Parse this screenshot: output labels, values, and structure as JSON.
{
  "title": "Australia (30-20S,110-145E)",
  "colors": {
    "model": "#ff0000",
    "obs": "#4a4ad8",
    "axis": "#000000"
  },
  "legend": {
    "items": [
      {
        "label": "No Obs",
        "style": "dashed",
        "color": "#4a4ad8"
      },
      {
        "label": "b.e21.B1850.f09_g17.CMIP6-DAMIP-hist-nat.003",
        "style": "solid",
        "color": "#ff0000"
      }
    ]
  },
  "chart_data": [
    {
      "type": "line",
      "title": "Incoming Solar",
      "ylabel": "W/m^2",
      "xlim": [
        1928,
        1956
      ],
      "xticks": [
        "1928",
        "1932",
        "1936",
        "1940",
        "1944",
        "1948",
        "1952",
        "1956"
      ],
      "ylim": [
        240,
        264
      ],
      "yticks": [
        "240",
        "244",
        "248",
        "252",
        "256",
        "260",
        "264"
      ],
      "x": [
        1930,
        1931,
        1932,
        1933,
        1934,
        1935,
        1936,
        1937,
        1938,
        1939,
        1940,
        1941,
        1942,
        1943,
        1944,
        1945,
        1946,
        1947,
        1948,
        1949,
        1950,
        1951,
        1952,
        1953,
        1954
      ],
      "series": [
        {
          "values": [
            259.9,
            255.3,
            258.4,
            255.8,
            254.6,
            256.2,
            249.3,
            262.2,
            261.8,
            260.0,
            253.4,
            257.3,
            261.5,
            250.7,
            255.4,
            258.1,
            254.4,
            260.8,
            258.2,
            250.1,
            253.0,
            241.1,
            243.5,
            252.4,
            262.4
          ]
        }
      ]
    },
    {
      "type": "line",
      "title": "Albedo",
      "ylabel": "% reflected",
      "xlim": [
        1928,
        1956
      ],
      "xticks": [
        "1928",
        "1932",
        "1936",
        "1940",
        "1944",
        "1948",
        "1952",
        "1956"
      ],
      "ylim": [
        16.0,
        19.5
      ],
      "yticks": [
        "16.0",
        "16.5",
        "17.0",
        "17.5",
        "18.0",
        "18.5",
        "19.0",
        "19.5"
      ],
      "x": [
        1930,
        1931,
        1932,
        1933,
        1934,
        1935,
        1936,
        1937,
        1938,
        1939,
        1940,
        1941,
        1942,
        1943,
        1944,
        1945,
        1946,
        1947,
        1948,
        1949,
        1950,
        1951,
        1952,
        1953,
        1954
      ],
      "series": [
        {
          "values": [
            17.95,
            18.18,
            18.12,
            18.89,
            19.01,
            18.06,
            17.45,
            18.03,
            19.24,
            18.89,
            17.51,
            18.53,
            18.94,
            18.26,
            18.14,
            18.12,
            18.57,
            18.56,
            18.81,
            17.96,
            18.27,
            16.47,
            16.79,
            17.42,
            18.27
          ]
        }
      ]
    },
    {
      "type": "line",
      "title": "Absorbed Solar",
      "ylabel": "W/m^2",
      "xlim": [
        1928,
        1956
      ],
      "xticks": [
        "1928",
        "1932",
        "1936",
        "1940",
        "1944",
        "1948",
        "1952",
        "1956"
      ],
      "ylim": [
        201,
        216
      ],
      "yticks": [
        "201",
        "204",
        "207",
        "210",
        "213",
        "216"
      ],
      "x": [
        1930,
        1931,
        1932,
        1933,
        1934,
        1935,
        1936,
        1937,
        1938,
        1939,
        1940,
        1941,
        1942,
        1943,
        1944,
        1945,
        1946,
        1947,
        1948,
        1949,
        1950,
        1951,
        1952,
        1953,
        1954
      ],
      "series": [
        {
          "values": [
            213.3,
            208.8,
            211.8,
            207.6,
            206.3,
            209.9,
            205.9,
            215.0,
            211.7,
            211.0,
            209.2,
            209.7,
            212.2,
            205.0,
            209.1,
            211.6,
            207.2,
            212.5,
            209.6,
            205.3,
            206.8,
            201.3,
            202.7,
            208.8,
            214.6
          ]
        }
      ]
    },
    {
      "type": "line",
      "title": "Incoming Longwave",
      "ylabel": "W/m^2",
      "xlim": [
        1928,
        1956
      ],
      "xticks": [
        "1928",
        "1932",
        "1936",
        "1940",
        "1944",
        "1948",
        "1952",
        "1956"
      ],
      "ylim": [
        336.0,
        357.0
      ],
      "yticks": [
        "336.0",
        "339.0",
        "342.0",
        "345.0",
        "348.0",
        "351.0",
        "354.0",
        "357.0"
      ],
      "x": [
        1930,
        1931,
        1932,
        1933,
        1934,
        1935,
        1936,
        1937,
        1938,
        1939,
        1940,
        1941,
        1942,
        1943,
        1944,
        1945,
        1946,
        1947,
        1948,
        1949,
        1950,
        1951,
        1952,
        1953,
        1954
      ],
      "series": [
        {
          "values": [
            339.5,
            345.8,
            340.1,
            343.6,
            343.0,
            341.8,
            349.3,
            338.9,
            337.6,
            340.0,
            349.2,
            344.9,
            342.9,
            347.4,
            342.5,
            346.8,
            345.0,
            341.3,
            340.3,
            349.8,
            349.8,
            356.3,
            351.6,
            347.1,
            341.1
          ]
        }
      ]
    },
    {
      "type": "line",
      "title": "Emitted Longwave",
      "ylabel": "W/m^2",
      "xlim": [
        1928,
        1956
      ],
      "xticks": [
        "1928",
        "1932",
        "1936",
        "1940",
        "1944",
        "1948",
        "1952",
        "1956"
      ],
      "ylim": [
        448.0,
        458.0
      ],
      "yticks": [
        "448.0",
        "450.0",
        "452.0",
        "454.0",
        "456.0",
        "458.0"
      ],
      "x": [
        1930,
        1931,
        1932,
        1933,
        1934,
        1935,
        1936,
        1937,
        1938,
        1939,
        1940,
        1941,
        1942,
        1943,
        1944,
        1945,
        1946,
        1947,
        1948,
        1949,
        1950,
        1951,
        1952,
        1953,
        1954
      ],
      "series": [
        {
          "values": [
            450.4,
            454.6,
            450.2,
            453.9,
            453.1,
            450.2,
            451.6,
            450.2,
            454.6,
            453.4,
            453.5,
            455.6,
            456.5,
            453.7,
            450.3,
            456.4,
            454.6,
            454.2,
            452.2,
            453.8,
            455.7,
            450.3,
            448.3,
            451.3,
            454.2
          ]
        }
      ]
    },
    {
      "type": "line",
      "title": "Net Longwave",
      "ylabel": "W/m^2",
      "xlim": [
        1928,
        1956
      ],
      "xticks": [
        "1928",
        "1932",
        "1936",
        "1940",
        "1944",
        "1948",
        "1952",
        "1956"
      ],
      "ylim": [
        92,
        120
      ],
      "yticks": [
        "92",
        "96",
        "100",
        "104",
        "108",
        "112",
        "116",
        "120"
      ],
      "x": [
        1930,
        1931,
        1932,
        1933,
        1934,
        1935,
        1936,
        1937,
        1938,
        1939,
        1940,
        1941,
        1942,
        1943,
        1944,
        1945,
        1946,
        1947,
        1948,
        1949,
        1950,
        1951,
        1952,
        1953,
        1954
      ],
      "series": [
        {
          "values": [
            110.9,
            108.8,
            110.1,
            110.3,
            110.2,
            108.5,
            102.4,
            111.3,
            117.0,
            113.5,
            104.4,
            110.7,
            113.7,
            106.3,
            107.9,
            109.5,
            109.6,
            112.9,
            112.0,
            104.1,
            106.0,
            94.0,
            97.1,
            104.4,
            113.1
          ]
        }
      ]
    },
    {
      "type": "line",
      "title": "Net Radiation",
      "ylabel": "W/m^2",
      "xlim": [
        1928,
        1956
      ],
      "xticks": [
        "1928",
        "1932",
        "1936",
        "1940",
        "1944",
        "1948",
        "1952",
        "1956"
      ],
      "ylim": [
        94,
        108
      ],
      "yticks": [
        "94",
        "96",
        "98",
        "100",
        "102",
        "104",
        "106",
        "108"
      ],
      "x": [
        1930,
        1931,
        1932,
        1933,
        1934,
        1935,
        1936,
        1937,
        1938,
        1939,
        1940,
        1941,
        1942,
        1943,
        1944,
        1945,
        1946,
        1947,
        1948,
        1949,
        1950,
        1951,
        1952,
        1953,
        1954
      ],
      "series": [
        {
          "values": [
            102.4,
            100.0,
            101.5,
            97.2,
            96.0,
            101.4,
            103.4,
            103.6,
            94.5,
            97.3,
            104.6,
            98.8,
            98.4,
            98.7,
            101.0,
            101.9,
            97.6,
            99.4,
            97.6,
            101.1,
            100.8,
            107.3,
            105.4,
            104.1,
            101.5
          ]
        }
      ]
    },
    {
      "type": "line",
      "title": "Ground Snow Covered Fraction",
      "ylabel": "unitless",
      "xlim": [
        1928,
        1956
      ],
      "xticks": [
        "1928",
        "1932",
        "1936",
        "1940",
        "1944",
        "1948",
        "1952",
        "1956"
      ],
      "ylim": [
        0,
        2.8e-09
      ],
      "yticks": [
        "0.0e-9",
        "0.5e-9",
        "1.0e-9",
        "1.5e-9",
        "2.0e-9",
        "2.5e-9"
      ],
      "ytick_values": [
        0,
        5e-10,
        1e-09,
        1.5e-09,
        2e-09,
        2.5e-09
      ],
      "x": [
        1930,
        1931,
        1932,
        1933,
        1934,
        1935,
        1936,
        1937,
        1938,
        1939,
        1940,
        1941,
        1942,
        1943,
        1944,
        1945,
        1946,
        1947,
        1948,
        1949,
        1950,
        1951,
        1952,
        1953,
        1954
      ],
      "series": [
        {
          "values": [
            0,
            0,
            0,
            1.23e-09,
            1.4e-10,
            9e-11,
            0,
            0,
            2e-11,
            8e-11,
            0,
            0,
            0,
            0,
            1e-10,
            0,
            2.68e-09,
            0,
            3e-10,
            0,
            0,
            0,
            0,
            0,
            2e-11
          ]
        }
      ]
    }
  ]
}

# # #

Task requirements — Return every line above in which the string "Longwave" occurs.

Solution for this task —
      "title": "Incoming Longwave",
      "title": "Emitted Longwave",
      "title": "Net Longwave",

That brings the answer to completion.